======== Task inputs

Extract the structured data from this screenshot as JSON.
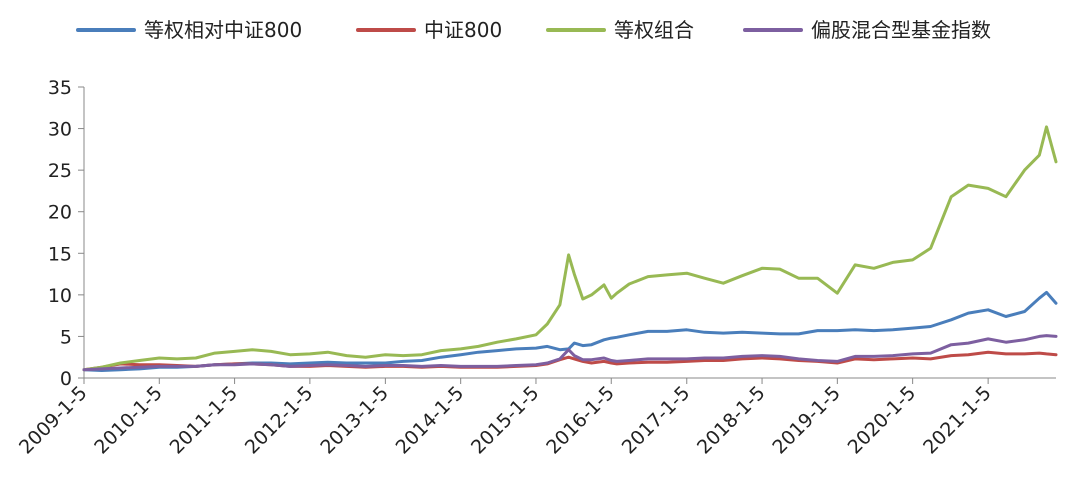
{
  "chart_data": {
    "type": "line",
    "title": "",
    "xlabel": "",
    "ylabel": "",
    "ylim": [
      0,
      35
    ],
    "yticks": [
      0,
      5,
      10,
      15,
      20,
      25,
      30,
      35
    ],
    "x_range": [
      "2009-01-05",
      "2021-11-30"
    ],
    "x_tick_labels": [
      "2009-1-5",
      "2010-1-5",
      "2011-1-5",
      "2012-1-5",
      "2013-1-5",
      "2014-1-5",
      "2015-1-5",
      "2016-1-5",
      "2017-1-5",
      "2018-1-5",
      "2019-1-5",
      "2020-1-5",
      "2021-1-5"
    ],
    "grid": false,
    "legend_position": "top",
    "x": [
      "2009-01-05",
      "2009-04-01",
      "2009-07-01",
      "2009-10-01",
      "2010-01-05",
      "2010-04-01",
      "2010-07-01",
      "2010-10-01",
      "2011-01-05",
      "2011-04-01",
      "2011-07-01",
      "2011-10-01",
      "2012-01-05",
      "2012-04-01",
      "2012-07-01",
      "2012-10-01",
      "2013-01-05",
      "2013-04-01",
      "2013-07-01",
      "2013-10-01",
      "2014-01-05",
      "2014-04-01",
      "2014-07-01",
      "2014-10-01",
      "2015-01-05",
      "2015-03-01",
      "2015-05-01",
      "2015-06-12",
      "2015-07-10",
      "2015-08-20",
      "2015-10-01",
      "2015-12-01",
      "2016-01-05",
      "2016-02-01",
      "2016-04-01",
      "2016-07-01",
      "2016-10-01",
      "2017-01-05",
      "2017-04-01",
      "2017-07-01",
      "2017-10-01",
      "2018-01-05",
      "2018-04-01",
      "2018-07-01",
      "2018-10-01",
      "2019-01-05",
      "2019-04-01",
      "2019-07-01",
      "2019-10-01",
      "2020-01-05",
      "2020-04-01",
      "2020-07-10",
      "2020-10-01",
      "2021-01-05",
      "2021-04-01",
      "2021-07-01",
      "2021-09-10",
      "2021-10-15",
      "2021-11-30"
    ],
    "series": [
      {
        "name": "等权相对中证800",
        "color": "#4a7ebb",
        "values": [
          1.0,
          0.9,
          1.0,
          1.1,
          1.3,
          1.3,
          1.4,
          1.6,
          1.7,
          1.8,
          1.8,
          1.7,
          1.8,
          1.9,
          1.8,
          1.8,
          1.8,
          2.0,
          2.1,
          2.5,
          2.8,
          3.1,
          3.3,
          3.5,
          3.6,
          3.8,
          3.4,
          3.5,
          4.2,
          3.9,
          4.0,
          4.6,
          4.8,
          4.9,
          5.2,
          5.6,
          5.6,
          5.8,
          5.5,
          5.4,
          5.5,
          5.4,
          5.3,
          5.3,
          5.7,
          5.7,
          5.8,
          5.7,
          5.8,
          6.0,
          6.2,
          7.0,
          7.8,
          8.2,
          7.4,
          8.0,
          9.6,
          10.3,
          9.0
        ]
      },
      {
        "name": "中证800",
        "color": "#be4b48",
        "values": [
          1.0,
          1.3,
          1.7,
          1.6,
          1.6,
          1.5,
          1.4,
          1.6,
          1.7,
          1.7,
          1.6,
          1.4,
          1.4,
          1.5,
          1.4,
          1.3,
          1.4,
          1.4,
          1.3,
          1.4,
          1.3,
          1.3,
          1.3,
          1.4,
          1.5,
          1.7,
          2.2,
          2.5,
          2.3,
          2.0,
          1.8,
          2.0,
          1.8,
          1.7,
          1.8,
          1.9,
          1.9,
          2.0,
          2.1,
          2.1,
          2.3,
          2.4,
          2.3,
          2.1,
          2.0,
          1.8,
          2.3,
          2.2,
          2.3,
          2.4,
          2.3,
          2.7,
          2.8,
          3.1,
          2.9,
          2.9,
          3.0,
          2.9,
          2.8
        ]
      },
      {
        "name": "等权组合",
        "color": "#98b954",
        "values": [
          1.0,
          1.3,
          1.8,
          2.1,
          2.4,
          2.3,
          2.4,
          3.0,
          3.2,
          3.4,
          3.2,
          2.8,
          2.9,
          3.1,
          2.7,
          2.5,
          2.8,
          2.7,
          2.8,
          3.3,
          3.5,
          3.8,
          4.3,
          4.7,
          5.2,
          6.5,
          8.8,
          14.8,
          12.5,
          9.5,
          10.0,
          11.2,
          9.6,
          10.2,
          11.3,
          12.2,
          12.4,
          12.6,
          12.0,
          11.4,
          12.3,
          13.2,
          13.1,
          12.0,
          12.0,
          10.2,
          13.6,
          13.2,
          13.9,
          14.2,
          15.6,
          21.8,
          23.2,
          22.8,
          21.8,
          25.0,
          26.8,
          30.2,
          26.0
        ]
      },
      {
        "name": "偏股混合型基金指数",
        "color": "#7d5fa0",
        "values": [
          1.0,
          1.1,
          1.2,
          1.3,
          1.4,
          1.4,
          1.4,
          1.6,
          1.6,
          1.7,
          1.6,
          1.4,
          1.5,
          1.6,
          1.5,
          1.4,
          1.5,
          1.5,
          1.4,
          1.5,
          1.4,
          1.4,
          1.4,
          1.5,
          1.6,
          1.8,
          2.3,
          3.4,
          2.7,
          2.2,
          2.2,
          2.4,
          2.1,
          2.0,
          2.1,
          2.3,
          2.3,
          2.3,
          2.4,
          2.4,
          2.6,
          2.7,
          2.6,
          2.3,
          2.1,
          2.0,
          2.6,
          2.6,
          2.7,
          2.9,
          3.0,
          4.0,
          4.2,
          4.7,
          4.3,
          4.6,
          5.0,
          5.1,
          5.0
        ]
      }
    ]
  }
}
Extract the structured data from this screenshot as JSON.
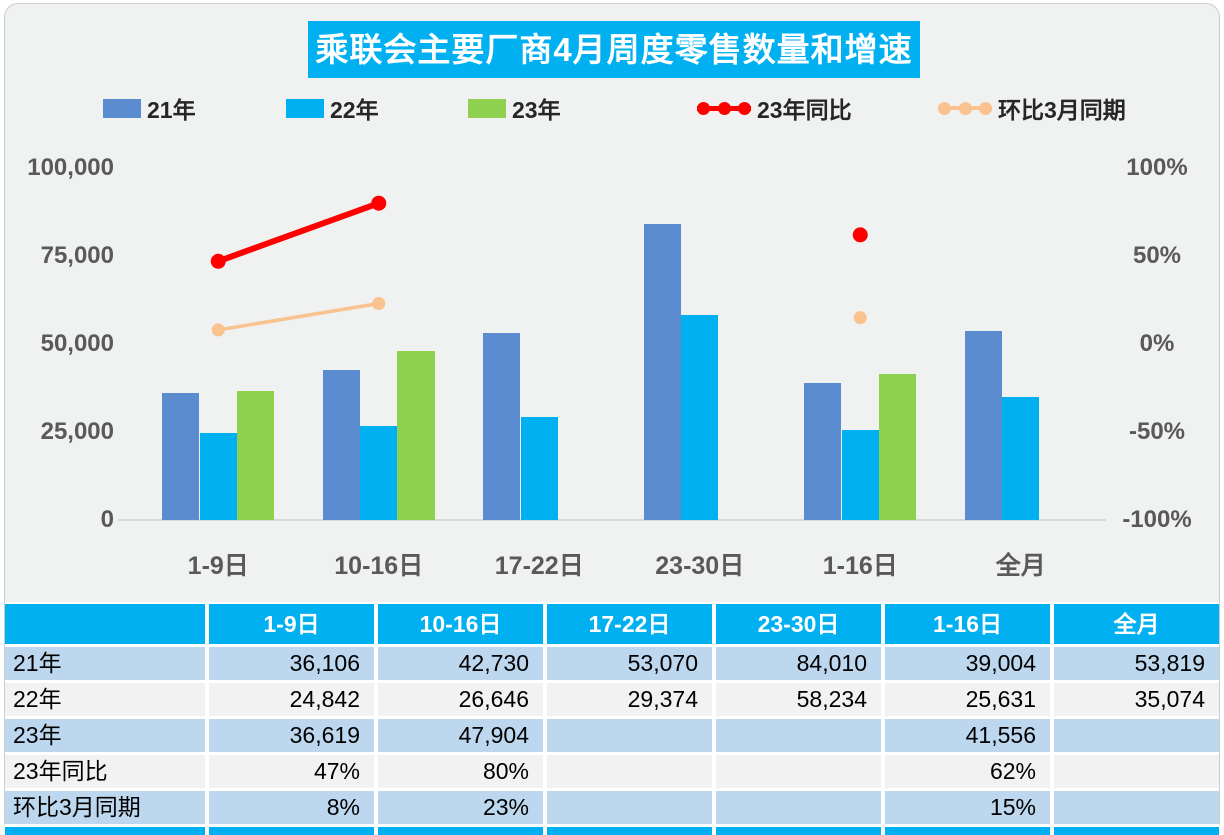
{
  "title": "乘联会主要厂商4月周度零售数量和增速",
  "colors": {
    "page_bg": "#F0F1F1",
    "card_border": "#CACDD1",
    "accent_cyan": "#00B0F0",
    "bar_blue": "#5B8CD0",
    "bar_cyan": "#00B0F0",
    "bar_green": "#8FD14F",
    "line_red": "#FF0000",
    "line_peach": "#F9C28F",
    "row_blue": "#BDD7EE",
    "row_plain": "#F2F2F2",
    "axis_text": "#595959",
    "separator": "#FFFFFF"
  },
  "legend": [
    {
      "label": "21年",
      "type": "bar",
      "color_key": "bar_blue"
    },
    {
      "label": "22年",
      "type": "bar",
      "color_key": "bar_cyan"
    },
    {
      "label": "23年",
      "type": "bar",
      "color_key": "bar_green"
    },
    {
      "label": "23年同比",
      "type": "line",
      "color_key": "line_red"
    },
    {
      "label": "环比3月同期",
      "type": "line",
      "color_key": "line_peach"
    }
  ],
  "chart_data": {
    "type": "bar+line combo",
    "title": "乘联会主要厂商4月周度零售数量和增速",
    "categories": [
      "1-9日",
      "10-16日",
      "17-22日",
      "23-30日",
      "1-16日",
      "全月"
    ],
    "bar_series": [
      {
        "name": "21年",
        "color_key": "bar_blue",
        "values": [
          36106,
          42730,
          53070,
          84010,
          39004,
          53819
        ]
      },
      {
        "name": "22年",
        "color_key": "bar_cyan",
        "values": [
          24842,
          26646,
          29374,
          58234,
          25631,
          35074
        ]
      },
      {
        "name": "23年",
        "color_key": "bar_green",
        "values": [
          36619,
          47904,
          null,
          null,
          41556,
          null
        ]
      }
    ],
    "line_series": [
      {
        "name": "23年同比",
        "color_key": "line_red",
        "axis": "right",
        "values_pct": [
          47,
          80,
          null,
          null,
          62,
          null
        ],
        "stroke": 6,
        "dot_r": 7.5
      },
      {
        "name": "环比3月同期",
        "color_key": "line_peach",
        "axis": "right",
        "values_pct": [
          8,
          23,
          null,
          null,
          15,
          null
        ],
        "stroke": 3.5,
        "dot_r": 6.5
      }
    ],
    "left_axis": {
      "min": 0,
      "max": 100000,
      "ticks": [
        "100,000",
        "75,000",
        "50,000",
        "25,000",
        "0"
      ]
    },
    "right_axis": {
      "min": -100,
      "max": 100,
      "ticks": [
        "100%",
        "50%",
        "0%",
        "-50%",
        "-100%"
      ]
    },
    "grid": false,
    "legend_position": "top"
  },
  "table": {
    "header": [
      "",
      "1-9日",
      "10-16日",
      "17-22日",
      "23-30日",
      "1-16日",
      "全月"
    ],
    "rows": [
      {
        "label": "21年",
        "cells": [
          "36,106",
          "42,730",
          "53,070",
          "84,010",
          "39,004",
          "53,819"
        ],
        "shaded": true
      },
      {
        "label": "22年",
        "cells": [
          "24,842",
          "26,646",
          "29,374",
          "58,234",
          "25,631",
          "35,074"
        ],
        "shaded": false
      },
      {
        "label": "23年",
        "cells": [
          "36,619",
          "47,904",
          "",
          "",
          "41,556",
          ""
        ],
        "shaded": true
      },
      {
        "label": "23年同比",
        "cells": [
          "47%",
          "80%",
          "",
          "",
          "62%",
          ""
        ],
        "shaded": false
      },
      {
        "label": "环比3月同期",
        "cells": [
          "8%",
          "23%",
          "",
          "",
          "15%",
          ""
        ],
        "shaded": true
      }
    ]
  }
}
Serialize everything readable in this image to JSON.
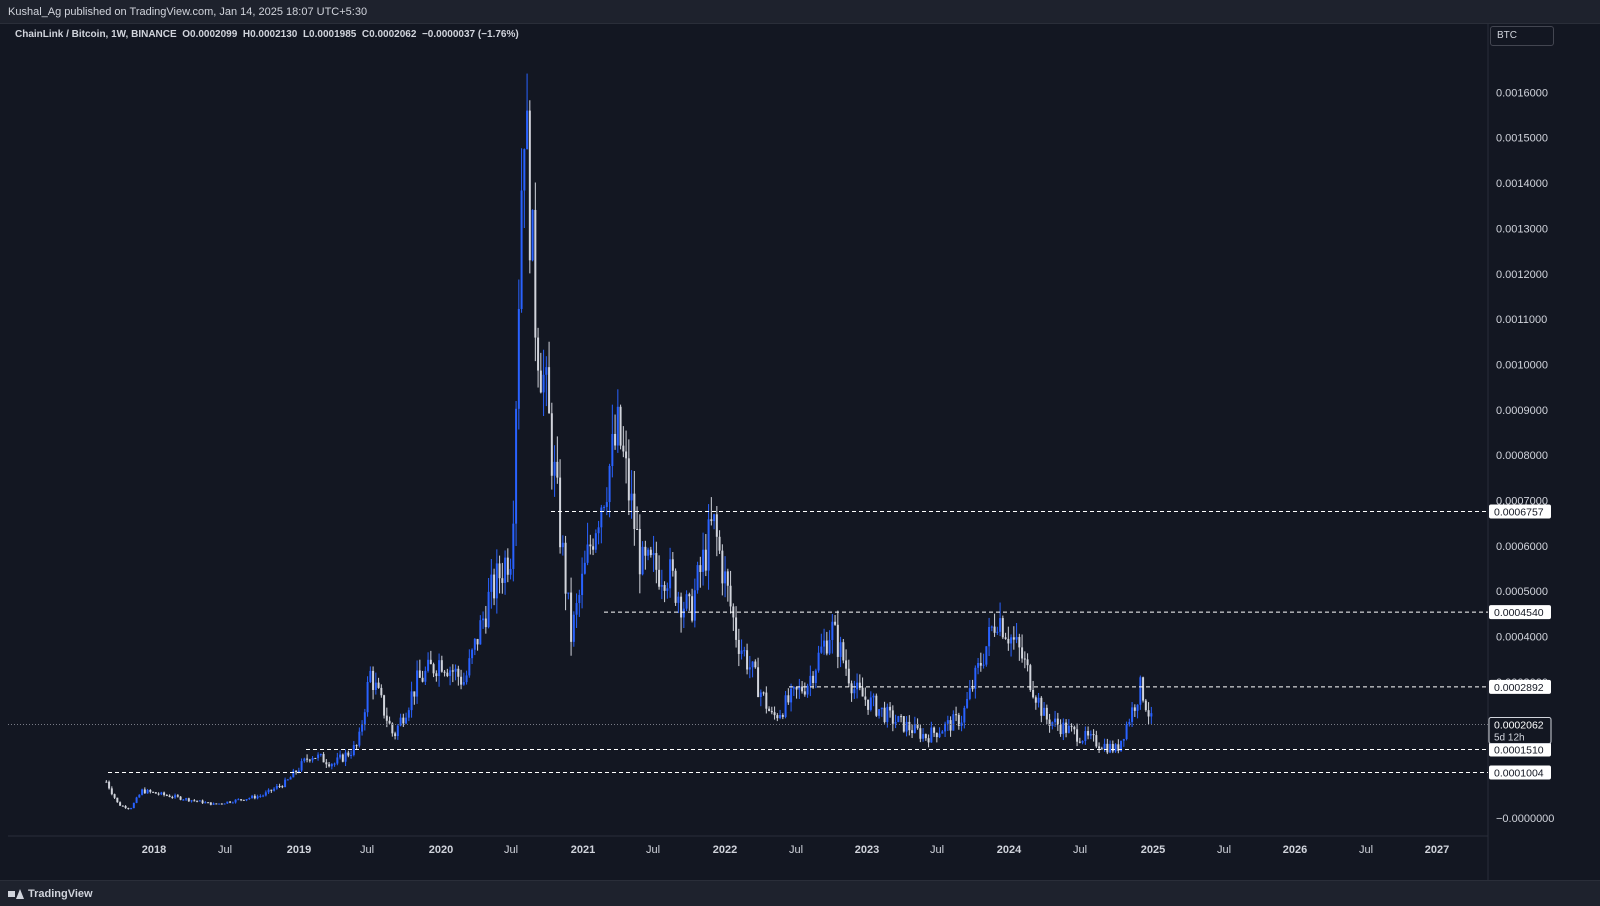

================

Return all lines of the material above in which the word "title" occurs.

    "title": "",
  "title": "乘联会主要厂商4月周度零售数量和增速",
    "title": "乘联会主要厂商4月周度零售数量和增速",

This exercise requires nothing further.